### Stated problem
Each line below should be reproduced without any alteration.

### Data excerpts
· · · ·

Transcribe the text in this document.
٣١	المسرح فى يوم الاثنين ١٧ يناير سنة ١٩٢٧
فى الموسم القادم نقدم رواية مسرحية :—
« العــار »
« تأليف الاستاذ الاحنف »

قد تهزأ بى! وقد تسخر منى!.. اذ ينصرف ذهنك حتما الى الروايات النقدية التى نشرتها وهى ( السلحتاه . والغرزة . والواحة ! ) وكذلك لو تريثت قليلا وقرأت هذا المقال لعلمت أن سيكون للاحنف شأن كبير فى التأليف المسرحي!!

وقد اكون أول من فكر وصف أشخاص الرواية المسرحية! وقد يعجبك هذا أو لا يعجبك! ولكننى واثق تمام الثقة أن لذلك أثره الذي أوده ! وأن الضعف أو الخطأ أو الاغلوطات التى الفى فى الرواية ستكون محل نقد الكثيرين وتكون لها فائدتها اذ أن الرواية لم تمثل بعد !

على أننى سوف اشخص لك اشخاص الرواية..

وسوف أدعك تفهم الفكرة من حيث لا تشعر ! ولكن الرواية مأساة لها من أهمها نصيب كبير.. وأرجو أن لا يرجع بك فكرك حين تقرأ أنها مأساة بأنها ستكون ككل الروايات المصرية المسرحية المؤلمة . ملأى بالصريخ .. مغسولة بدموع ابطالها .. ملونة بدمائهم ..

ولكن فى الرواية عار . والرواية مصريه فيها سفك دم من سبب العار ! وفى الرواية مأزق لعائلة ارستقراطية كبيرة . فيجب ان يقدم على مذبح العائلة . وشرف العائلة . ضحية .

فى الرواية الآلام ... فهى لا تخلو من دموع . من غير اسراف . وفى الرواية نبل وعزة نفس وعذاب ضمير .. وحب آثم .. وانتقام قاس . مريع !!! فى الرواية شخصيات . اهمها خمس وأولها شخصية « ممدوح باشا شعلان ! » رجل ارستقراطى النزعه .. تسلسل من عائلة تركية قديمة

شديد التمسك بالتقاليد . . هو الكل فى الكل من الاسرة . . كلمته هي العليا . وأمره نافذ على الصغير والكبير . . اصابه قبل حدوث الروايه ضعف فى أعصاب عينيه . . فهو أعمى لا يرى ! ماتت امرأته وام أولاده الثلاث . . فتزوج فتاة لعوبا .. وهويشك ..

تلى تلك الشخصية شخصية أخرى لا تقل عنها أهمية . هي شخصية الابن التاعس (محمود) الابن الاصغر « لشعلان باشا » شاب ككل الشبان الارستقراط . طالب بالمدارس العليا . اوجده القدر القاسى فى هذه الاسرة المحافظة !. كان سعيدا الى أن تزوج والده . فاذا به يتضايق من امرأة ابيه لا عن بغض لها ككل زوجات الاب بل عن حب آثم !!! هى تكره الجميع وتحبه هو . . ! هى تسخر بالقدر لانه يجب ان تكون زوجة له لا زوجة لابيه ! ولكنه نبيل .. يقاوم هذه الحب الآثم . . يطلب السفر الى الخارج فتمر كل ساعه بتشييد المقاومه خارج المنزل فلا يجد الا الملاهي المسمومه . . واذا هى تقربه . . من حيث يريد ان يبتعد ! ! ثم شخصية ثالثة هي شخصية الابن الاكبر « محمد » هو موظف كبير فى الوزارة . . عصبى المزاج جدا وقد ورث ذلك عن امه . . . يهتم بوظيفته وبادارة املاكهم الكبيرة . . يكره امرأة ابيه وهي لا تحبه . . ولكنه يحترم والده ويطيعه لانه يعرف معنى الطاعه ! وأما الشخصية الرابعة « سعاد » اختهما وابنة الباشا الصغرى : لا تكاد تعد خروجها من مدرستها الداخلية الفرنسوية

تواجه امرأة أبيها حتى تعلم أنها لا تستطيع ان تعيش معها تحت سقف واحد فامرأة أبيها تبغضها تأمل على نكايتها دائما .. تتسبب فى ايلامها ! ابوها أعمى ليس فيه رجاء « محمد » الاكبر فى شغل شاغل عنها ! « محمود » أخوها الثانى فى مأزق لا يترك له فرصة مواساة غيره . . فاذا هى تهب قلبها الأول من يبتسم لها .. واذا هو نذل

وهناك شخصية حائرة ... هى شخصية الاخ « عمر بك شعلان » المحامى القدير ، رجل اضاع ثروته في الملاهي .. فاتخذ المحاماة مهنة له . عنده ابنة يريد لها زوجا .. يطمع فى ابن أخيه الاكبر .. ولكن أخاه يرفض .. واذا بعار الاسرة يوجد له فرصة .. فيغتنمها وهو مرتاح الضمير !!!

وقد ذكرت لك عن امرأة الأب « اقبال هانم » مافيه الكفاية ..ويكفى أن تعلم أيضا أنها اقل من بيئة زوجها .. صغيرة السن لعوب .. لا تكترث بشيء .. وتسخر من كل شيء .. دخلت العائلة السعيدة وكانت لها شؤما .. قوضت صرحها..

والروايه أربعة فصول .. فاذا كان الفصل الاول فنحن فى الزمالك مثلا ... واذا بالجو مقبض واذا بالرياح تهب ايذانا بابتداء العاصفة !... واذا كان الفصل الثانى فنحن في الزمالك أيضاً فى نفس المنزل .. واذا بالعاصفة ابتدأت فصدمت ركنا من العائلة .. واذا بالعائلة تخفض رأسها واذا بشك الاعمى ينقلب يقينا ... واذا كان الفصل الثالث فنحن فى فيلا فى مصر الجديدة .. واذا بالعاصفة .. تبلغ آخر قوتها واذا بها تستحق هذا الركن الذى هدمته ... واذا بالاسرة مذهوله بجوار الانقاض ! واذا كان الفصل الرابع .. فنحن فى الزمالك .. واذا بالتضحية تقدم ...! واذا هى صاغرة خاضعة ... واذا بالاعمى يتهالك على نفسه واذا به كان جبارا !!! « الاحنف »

· · · ·

### Result of the exercise
Transcribe the text in this document.
٣١	المسرح فى يوم الاثنين ١٧ يناير سنة ١٩٢٧
فى الموسم القادم نقدم رواية مسرحية :—
« العــار »
« تأليف الاستاذ الاحنف »

قد تهزأ بى! وقد تسخر منى!.. اذ ينصرف ذهنك حتما الى الروايات النقدية التى نشرتها وهى ( السلحتاه . والغرزة . والواحة ! ) وكذلك لو تريثت قليلا وقرأت هذا المقال لعلمت أن سيكون للاحنف شأن كبير فى التأليف المسرحي!!

وقد اكون أول من فكر وصف أشخاص الرواية المسرحية! وقد يعجبك هذا أو لا يعجبك! ولكننى واثق تمام الثقة أن لذلك أثره الذي أوده ! وأن الضعف أو الخطأ أو الاغلوطات التى الفى فى الرواية ستكون محل نقد الكثيرين وتكون لها فائدتها اذ أن الرواية لم تمثل بعد !

على أننى سوف اشخص لك اشخاص الرواية..

وسوف أدعك تفهم الفكرة من حيث لا تشعر ! ولكن الرواية مأساة لها من أهمها نصيب كبير.. وأرجو أن لا يرجع بك فكرك حين تقرأ أنها مأساة بأنها ستكون ككل الروايات المصرية المسرحية المؤلمة . ملأى بالصريخ .. مغسولة بدموع ابطالها .. ملونة بدمائهم ..

ولكن فى الرواية عار . والرواية مصريه فيها سفك دم من سبب العار ! وفى الرواية مأزق لعائلة ارستقراطية كبيرة . فيجب ان يقدم على مذبح العائلة . وشرف العائلة . ضحية .

فى الرواية الآلام ... فهى لا تخلو من دموع . من غير اسراف . وفى الرواية نبل وعزة نفس وعذاب ضمير .. وحب آثم .. وانتقام قاس . مريع !!! فى الرواية شخصيات . اهمها خمس وأولها شخصية « ممدوح باشا شعلان ! » رجل ارستقراطى النزعه .. تسلسل من عائلة تركية قديمة

شديد التمسك بالتقاليد . . هو الكل فى الكل من الاسرة . . كلمته هي العليا . وأمره نافذ على الصغير والكبير . . اصابه قبل حدوث الروايه ضعف فى أعصاب عينيه . . فهو أعمى لا يرى ! ماتت امرأته وام أولاده الثلاث . . فتزوج فتاة لعوبا .. وهويشك ..

تلى تلك الشخصية شخصية أخرى لا تقل عنها أهمية . هي شخصية الابن التاعس (محمود) الابن الاصغر « لشعلان باشا » شاب ككل الشبان الارستقراط . طالب بالمدارس العليا . اوجده القدر القاسى فى هذه الاسرة المحافظة !. كان سعيدا الى أن تزوج والده . فاذا به يتضايق من امرأة ابيه لا عن بغض لها ككل زوجات الاب بل عن حب آثم !!! هى تكره الجميع وتحبه هو . . ! هى تسخر بالقدر لانه يجب ان تكون زوجة له لا زوجة لابيه ! ولكنه نبيل .. يقاوم هذه الحب الآثم . . يطلب السفر الى الخارج فتمر كل ساعه بتشييد المقاومه خارج المنزل فلا يجد الا الملاهي المسمومه . . واذا هى تقربه . . من حيث يريد ان يبتعد ! ! ثم شخصية ثالثة هي شخصية الابن الاكبر « محمد » هو موظف كبير فى الوزارة . . عصبى المزاج جدا وقد ورث ذلك عن امه . . . يهتم بوظيفته وبادارة املاكهم الكبيرة . . يكره امرأة ابيه وهي لا تحبه . . ولكنه يحترم والده ويطيعه لانه يعرف معنى الطاعه ! وأما الشخصية الرابعة « سعاد » اختهما وابنة الباشا الصغرى : لا تكاد تعد خروجها من مدرستها الداخلية الفرنسوية

تواجه امرأة أبيها حتى تعلم أنها لا تستطيع ان تعيش معها تحت سقف واحد فامرأة أبيها تبغضها تأمل على نكايتها دائما .. تتسبب فى ايلامها ! ابوها أعمى ليس فيه رجاء « محمد » الاكبر فى شغل شاغل عنها ! « محمود » أخوها الثانى فى مأزق لا يترك له فرصة مواساة غيره . . فاذا هى تهب قلبها الأول من يبتسم لها .. واذا هو نذل

وهناك شخصية حائرة ... هى شخصية الاخ « عمر بك شعلان » المحامى القدير ، رجل اضاع ثروته في الملاهي .. فاتخذ المحاماة مهنة له . عنده ابنة يريد لها زوجا .. يطمع فى ابن أخيه الاكبر .. ولكن أخاه يرفض .. واذا بعار الاسرة يوجد له فرصة .. فيغتنمها وهو مرتاح الضمير !!!

وقد ذكرت لك عن امرأة الأب « اقبال هانم » مافيه الكفاية ..ويكفى أن تعلم أيضا أنها اقل من بيئة زوجها .. صغيرة السن لعوب .. لا تكترث بشيء .. وتسخر من كل شيء .. دخلت العائلة السعيدة وكانت لها شؤما .. قوضت صرحها..

والروايه أربعة فصول .. فاذا كان الفصل الاول فنحن فى الزمالك مثلا ... واذا بالجو مقبض واذا بالرياح تهب ايذانا بابتداء العاصفة !... واذا كان الفصل الثانى فنحن في الزمالك أيضاً فى نفس المنزل .. واذا بالعاصفة ابتدأت فصدمت ركنا من العائلة .. واذا بالعائلة تخفض رأسها واذا بشك الاعمى ينقلب يقينا ... واذا كان الفصل الثالث فنحن فى فيلا فى مصر الجديدة .. واذا بالعاصفة .. تبلغ آخر قوتها واذا بها تستحق هذا الركن الذى هدمته ... واذا بالاسرة مذهوله بجوار الانقاض ! واذا كان الفصل الرابع .. فنحن فى الزمالك .. واذا بالتضحية تقدم ...! واذا هى صاغرة خاضعة ... واذا بالاعمى يتهالك على نفسه واذا به كان جبارا !!! « الاحنف »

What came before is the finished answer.